## GIVEN RECORDS:
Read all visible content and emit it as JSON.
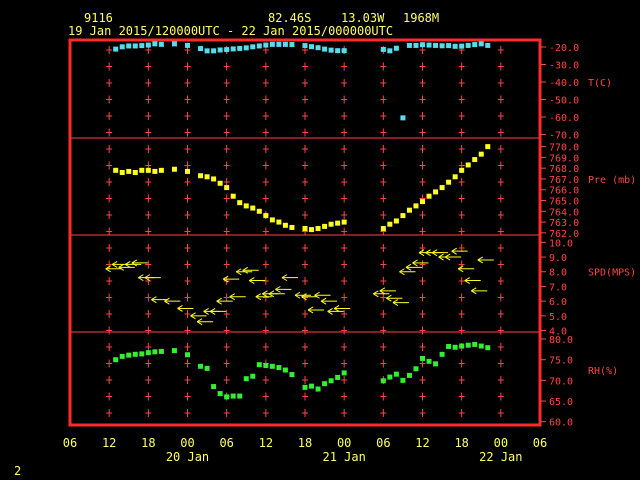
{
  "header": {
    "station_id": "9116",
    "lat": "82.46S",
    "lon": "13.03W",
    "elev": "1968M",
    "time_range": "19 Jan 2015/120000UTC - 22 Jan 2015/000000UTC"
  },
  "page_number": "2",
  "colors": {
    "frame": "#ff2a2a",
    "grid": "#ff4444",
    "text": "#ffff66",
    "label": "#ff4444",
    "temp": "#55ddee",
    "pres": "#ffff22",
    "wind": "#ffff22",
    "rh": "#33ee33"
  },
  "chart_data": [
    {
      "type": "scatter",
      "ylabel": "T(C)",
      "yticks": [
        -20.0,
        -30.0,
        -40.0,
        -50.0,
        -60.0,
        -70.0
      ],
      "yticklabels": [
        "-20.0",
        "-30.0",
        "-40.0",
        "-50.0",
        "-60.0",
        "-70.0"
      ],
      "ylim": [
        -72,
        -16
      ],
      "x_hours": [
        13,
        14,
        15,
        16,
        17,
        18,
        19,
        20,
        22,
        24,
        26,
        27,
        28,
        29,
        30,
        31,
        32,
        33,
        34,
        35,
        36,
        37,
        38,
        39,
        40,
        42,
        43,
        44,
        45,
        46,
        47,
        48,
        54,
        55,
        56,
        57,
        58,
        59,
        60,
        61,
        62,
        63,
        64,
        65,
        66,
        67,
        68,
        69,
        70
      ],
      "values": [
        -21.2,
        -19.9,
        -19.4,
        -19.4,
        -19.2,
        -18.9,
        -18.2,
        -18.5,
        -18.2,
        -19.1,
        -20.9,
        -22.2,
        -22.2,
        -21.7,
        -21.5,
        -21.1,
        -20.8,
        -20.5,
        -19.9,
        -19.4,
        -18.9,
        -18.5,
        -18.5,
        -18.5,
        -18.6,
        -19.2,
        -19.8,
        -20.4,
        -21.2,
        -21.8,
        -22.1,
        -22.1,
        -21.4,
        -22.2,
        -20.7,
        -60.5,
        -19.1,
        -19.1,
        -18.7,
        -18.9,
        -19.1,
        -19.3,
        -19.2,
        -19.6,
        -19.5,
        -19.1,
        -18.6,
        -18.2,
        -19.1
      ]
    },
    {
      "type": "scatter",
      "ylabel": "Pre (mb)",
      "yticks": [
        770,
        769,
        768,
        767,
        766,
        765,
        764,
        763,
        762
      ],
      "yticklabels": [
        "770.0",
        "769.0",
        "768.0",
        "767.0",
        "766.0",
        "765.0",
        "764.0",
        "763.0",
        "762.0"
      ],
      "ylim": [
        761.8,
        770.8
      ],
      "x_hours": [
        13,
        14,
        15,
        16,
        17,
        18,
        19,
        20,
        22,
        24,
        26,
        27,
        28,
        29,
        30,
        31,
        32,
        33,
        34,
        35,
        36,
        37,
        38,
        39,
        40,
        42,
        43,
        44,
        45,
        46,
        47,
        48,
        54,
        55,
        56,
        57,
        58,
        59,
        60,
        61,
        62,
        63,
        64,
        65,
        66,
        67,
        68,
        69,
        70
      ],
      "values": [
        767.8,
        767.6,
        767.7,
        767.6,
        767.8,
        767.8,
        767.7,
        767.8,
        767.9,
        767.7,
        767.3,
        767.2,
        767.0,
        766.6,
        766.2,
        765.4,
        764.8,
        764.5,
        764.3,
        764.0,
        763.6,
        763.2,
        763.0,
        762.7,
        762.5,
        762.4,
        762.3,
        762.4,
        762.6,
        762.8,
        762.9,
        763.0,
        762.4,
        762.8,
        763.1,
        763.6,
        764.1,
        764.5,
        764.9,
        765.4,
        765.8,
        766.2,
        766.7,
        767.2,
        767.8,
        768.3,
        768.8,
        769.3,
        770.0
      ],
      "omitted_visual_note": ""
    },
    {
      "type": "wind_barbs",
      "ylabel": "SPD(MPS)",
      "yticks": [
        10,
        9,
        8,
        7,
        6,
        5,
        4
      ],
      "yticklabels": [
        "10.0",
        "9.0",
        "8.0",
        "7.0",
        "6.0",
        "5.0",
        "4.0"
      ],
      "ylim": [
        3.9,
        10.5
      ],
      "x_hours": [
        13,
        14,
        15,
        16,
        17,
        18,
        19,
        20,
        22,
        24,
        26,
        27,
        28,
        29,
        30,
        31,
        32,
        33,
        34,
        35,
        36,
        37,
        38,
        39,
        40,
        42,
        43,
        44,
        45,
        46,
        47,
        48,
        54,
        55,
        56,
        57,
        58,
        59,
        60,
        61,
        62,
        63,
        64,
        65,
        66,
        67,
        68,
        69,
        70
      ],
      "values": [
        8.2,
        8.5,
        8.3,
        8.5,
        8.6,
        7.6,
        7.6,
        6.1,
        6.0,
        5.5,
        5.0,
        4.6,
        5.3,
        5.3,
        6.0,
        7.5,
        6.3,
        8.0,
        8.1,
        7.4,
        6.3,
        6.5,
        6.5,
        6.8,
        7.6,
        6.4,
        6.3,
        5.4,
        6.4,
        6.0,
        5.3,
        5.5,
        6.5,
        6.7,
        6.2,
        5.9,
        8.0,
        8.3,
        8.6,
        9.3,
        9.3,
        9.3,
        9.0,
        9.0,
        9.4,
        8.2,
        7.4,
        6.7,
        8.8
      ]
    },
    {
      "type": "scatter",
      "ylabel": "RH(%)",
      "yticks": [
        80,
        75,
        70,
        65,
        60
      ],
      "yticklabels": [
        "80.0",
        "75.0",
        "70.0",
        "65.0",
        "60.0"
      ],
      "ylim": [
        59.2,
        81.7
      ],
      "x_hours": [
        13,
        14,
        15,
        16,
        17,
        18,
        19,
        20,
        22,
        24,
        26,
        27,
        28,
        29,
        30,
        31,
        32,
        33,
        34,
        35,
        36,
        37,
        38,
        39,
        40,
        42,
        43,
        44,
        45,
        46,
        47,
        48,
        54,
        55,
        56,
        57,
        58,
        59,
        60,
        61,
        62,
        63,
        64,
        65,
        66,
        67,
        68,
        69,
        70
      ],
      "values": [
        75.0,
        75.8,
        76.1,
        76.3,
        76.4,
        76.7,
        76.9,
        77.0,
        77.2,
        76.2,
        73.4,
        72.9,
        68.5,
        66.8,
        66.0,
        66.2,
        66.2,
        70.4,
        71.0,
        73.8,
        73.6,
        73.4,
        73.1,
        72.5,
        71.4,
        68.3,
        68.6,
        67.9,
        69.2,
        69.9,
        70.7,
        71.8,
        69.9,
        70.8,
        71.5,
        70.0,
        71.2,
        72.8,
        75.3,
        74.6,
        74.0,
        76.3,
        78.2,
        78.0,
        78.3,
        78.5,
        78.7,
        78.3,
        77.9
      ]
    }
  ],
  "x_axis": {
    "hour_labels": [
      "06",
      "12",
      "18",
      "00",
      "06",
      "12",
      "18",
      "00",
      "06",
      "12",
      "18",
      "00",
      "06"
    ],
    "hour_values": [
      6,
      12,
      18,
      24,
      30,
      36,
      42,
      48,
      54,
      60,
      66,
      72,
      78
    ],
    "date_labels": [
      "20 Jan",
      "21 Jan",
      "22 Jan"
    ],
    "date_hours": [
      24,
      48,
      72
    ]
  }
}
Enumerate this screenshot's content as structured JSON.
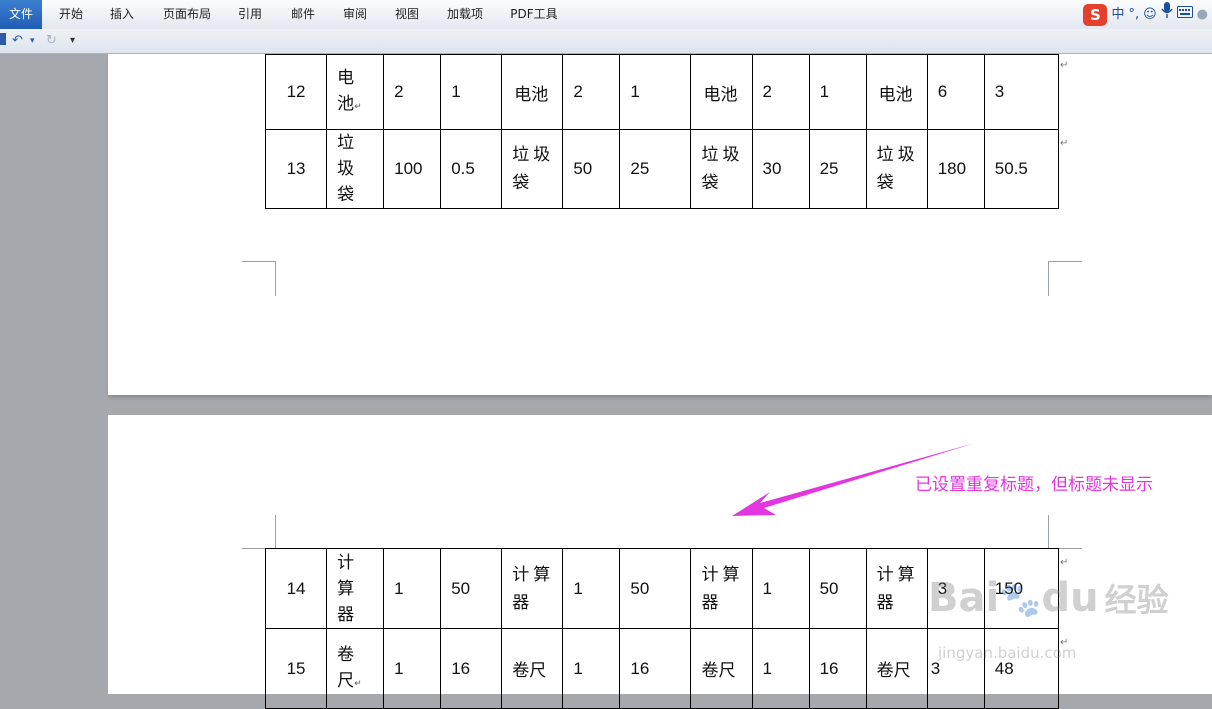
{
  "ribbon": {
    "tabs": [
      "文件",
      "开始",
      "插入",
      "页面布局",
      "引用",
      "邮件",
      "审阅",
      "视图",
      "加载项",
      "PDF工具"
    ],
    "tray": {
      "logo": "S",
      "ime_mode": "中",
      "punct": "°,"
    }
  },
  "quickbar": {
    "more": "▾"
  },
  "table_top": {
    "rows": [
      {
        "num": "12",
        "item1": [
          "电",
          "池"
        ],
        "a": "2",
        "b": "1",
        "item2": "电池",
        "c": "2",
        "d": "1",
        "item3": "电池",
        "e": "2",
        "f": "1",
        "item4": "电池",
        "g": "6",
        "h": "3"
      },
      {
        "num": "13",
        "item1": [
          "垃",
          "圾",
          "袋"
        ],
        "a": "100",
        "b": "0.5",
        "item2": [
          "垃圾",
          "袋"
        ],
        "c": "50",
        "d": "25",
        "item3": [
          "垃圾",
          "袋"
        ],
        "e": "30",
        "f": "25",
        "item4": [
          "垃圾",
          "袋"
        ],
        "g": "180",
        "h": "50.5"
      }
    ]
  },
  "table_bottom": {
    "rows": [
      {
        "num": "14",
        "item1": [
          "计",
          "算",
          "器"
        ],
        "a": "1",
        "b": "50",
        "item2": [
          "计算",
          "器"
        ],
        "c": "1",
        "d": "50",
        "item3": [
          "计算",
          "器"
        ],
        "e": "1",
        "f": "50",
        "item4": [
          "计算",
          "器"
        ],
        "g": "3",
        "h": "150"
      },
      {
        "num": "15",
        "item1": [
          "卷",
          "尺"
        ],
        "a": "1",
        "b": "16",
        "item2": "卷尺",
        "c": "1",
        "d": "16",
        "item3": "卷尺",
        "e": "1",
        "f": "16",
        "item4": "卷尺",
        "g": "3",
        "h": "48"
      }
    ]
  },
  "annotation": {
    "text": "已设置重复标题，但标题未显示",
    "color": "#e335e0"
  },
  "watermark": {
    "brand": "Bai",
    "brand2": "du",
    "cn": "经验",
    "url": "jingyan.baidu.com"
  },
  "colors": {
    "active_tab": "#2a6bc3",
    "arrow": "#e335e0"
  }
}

## BRIEF:
Write out each line of the data that holds the string "content".

## EXERCISE OUTPUT:
Read all visible content and emit it as JSON.
Enumerate this screenshot's content as structured JSON.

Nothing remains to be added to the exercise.